*** SUPPLIED MATERIAL

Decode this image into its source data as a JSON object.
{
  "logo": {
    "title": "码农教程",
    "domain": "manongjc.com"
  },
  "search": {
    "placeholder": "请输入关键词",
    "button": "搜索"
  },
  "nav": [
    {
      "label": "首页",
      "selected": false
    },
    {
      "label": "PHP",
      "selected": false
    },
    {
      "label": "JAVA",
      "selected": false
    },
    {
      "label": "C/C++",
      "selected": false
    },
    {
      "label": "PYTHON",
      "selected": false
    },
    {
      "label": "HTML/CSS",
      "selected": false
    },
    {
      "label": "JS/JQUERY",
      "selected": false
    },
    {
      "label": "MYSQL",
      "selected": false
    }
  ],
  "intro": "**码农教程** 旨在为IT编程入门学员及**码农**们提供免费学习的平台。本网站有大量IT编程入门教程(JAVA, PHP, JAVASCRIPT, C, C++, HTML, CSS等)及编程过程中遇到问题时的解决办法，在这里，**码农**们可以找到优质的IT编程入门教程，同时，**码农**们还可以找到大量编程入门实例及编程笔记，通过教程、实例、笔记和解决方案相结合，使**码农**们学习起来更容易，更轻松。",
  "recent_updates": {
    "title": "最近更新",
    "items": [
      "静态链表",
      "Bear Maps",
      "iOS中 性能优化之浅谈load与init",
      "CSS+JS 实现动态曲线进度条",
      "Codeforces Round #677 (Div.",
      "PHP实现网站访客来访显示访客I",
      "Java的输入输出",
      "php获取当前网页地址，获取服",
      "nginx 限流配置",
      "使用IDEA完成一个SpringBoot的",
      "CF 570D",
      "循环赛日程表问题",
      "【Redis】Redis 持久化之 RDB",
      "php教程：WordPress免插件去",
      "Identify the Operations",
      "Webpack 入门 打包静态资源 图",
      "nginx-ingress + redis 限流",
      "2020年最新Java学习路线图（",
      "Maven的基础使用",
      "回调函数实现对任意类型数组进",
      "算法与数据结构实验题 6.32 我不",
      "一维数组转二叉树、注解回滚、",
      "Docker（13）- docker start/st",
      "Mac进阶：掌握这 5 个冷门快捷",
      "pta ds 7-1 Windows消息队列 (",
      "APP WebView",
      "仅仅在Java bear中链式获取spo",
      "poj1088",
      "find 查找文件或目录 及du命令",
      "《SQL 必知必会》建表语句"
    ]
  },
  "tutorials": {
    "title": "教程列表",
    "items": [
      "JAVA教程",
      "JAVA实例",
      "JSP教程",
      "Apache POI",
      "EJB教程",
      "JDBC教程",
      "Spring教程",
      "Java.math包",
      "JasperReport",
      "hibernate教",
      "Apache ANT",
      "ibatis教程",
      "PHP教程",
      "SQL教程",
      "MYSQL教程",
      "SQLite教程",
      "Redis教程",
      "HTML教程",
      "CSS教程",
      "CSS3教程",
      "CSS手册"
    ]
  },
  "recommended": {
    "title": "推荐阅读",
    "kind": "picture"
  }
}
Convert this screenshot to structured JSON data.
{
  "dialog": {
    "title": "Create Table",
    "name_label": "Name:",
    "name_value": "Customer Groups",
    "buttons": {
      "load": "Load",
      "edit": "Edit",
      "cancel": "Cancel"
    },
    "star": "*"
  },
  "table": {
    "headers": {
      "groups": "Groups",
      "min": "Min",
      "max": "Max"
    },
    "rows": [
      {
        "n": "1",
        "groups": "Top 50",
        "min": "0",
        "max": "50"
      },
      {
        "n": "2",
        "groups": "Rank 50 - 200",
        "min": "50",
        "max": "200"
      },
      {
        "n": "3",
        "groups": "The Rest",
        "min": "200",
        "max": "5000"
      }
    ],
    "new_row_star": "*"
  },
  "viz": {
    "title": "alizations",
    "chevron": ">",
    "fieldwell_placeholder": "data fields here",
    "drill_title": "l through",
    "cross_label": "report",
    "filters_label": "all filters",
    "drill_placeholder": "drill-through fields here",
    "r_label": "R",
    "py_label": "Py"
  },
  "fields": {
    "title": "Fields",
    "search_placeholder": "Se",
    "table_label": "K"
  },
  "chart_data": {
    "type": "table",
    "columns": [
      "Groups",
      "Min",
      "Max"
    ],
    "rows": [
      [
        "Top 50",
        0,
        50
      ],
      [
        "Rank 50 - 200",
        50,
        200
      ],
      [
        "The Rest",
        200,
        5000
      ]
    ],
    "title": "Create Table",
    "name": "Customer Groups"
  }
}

******

◆ EXERCISE AIM
Review the material and copy each line in which the word "here" appears.

◆ TASK ANSWER
    "fieldwell_placeholder": "data fields here",
    "drill_placeholder": "drill-through fields here",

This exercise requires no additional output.